# [To do]
Copy the records below exactly, leaving out every picture.

# [Dataset entries]
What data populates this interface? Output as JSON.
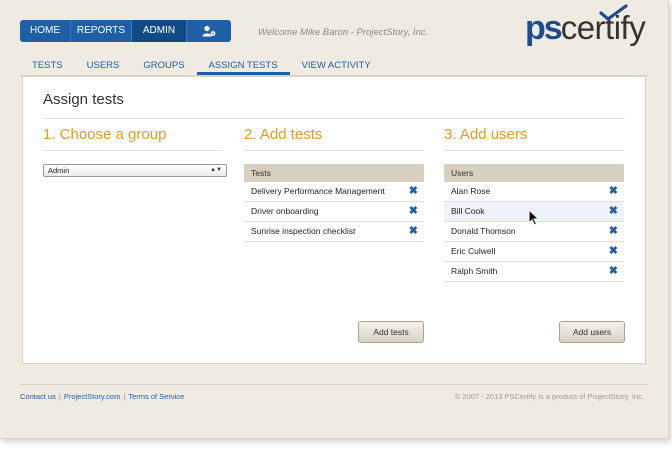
{
  "topnav": {
    "items": [
      {
        "label": "HOME"
      },
      {
        "label": "REPORTS"
      },
      {
        "label": "ADMIN",
        "active": true
      }
    ],
    "user_icon": "user-settings-icon"
  },
  "welcome": "Welcome Mike Baron - ProjectStory, Inc.",
  "logo": {
    "ps": "ps",
    "certify": "certify",
    "check_color": "#1d4e8c"
  },
  "tabs": [
    {
      "label": "TESTS"
    },
    {
      "label": "USERS"
    },
    {
      "label": "GROUPS"
    },
    {
      "label": "ASSIGN TESTS",
      "active": true
    },
    {
      "label": "VIEW ACTIVITY"
    }
  ],
  "page_title": "Assign tests",
  "step1": {
    "heading": "1. Choose a group",
    "selected_group": "Admin"
  },
  "step2": {
    "heading": "2. Add tests",
    "list_header": "Tests",
    "items": [
      "Delivery Performance Management",
      "Driver onboarding",
      "Sunrise inspection checklist"
    ],
    "button": "Add tests"
  },
  "step3": {
    "heading": "3. Add users",
    "list_header": "Users",
    "items": [
      "Alan Rose",
      "Bill Cook",
      "Donald Thomson",
      "Eric Culwell",
      "Ralph Smith"
    ],
    "button": "Add users"
  },
  "remove_icon": "close-icon",
  "footer": {
    "links": [
      "Contact us",
      "ProjectStory.com",
      "Terms of Service"
    ],
    "copyright": "© 2007 - 2013  PSCertify is a product of ProjectStory, Inc."
  },
  "colors": {
    "brand_blue": "#1f5fa6",
    "accent_orange": "#e89a1f",
    "header_tan": "#d7cfbf"
  }
}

# [Solution to this task]
What data populates this interface? Output as JSON.
{
  "topnav": {
    "items": [
      {
        "label": "HOME"
      },
      {
        "label": "REPORTS"
      },
      {
        "label": "ADMIN",
        "active": true
      }
    ],
    "user_icon": "user-settings-icon"
  },
  "welcome": "Welcome Mike Baron - ProjectStory, Inc.",
  "logo": {
    "ps": "ps",
    "certify": "certify",
    "check_color": "#1d4e8c"
  },
  "tabs": [
    {
      "label": "TESTS"
    },
    {
      "label": "USERS"
    },
    {
      "label": "GROUPS"
    },
    {
      "label": "ASSIGN TESTS",
      "active": true
    },
    {
      "label": "VIEW ACTIVITY"
    }
  ],
  "page_title": "Assign tests",
  "step1": {
    "heading": "1. Choose a group",
    "selected_group": "Admin"
  },
  "step2": {
    "heading": "2. Add tests",
    "list_header": "Tests",
    "items": [
      "Delivery Performance Management",
      "Driver onboarding",
      "Sunrise inspection checklist"
    ],
    "button": "Add tests"
  },
  "step3": {
    "heading": "3. Add users",
    "list_header": "Users",
    "items": [
      "Alan Rose",
      "Bill Cook",
      "Donald Thomson",
      "Eric Culwell",
      "Ralph Smith"
    ],
    "button": "Add users"
  },
  "remove_icon": "close-icon",
  "footer": {
    "links": [
      "Contact us",
      "ProjectStory.com",
      "Terms of Service"
    ],
    "copyright": "© 2007 - 2013  PSCertify is a product of ProjectStory, Inc."
  },
  "colors": {
    "brand_blue": "#1f5fa6",
    "accent_orange": "#e89a1f",
    "header_tan": "#d7cfbf"
  }
}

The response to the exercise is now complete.